**GIVEN REQUEST**
Return each line containing "Bilder".

Data records
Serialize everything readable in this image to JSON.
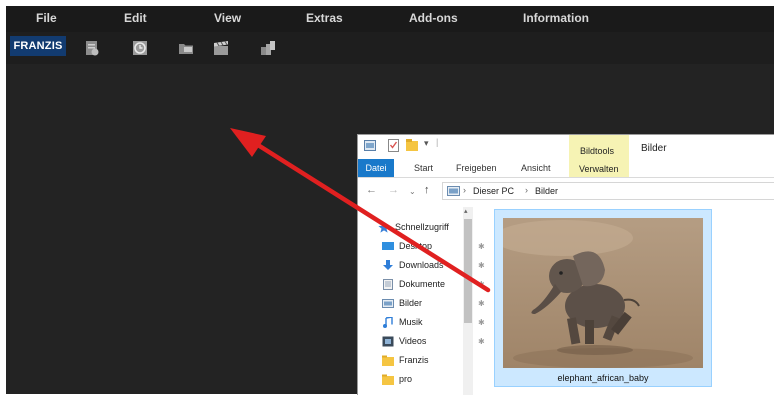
{
  "app": {
    "menu": [
      "File",
      "Edit",
      "View",
      "Extras",
      "Add-ons",
      "Information"
    ],
    "logo": "FRANZIS",
    "toolbar_icons": [
      "open-file-icon",
      "history-icon",
      "folder-open-icon",
      "clapperboard-icon",
      "batch-icon"
    ]
  },
  "explorer": {
    "ribbon": {
      "context_group": "Bildtools",
      "context_title": "Bilder",
      "context_tab": "Verwalten",
      "tabs": [
        "Datei",
        "Start",
        "Freigeben",
        "Ansicht"
      ]
    },
    "address": [
      "Dieser PC",
      "Bilder"
    ],
    "nav_items": [
      {
        "label": "Schnellzugriff",
        "icon": "star-icon",
        "pinned": false
      },
      {
        "label": "Desktop",
        "icon": "desktop-icon",
        "pinned": true
      },
      {
        "label": "Downloads",
        "icon": "download-icon",
        "pinned": true
      },
      {
        "label": "Dokumente",
        "icon": "documents-icon",
        "pinned": true
      },
      {
        "label": "Bilder",
        "icon": "pictures-icon",
        "pinned": true
      },
      {
        "label": "Musik",
        "icon": "music-icon",
        "pinned": true
      },
      {
        "label": "Videos",
        "icon": "videos-icon",
        "pinned": true
      },
      {
        "label": "Franzis",
        "icon": "folder-icon",
        "pinned": false
      },
      {
        "label": "pro",
        "icon": "folder-icon",
        "pinned": false
      }
    ],
    "file": {
      "name": "elephant_african_baby",
      "selected": true
    }
  },
  "colors": {
    "accent": "#1979ca",
    "arrow": "#e02020",
    "selection": "#cce8ff",
    "context_tab": "#f6f3b4"
  }
}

**RESULT BELOW**
      "context_title": "Bilder",
      "Bilder"
        "label": "Bilder",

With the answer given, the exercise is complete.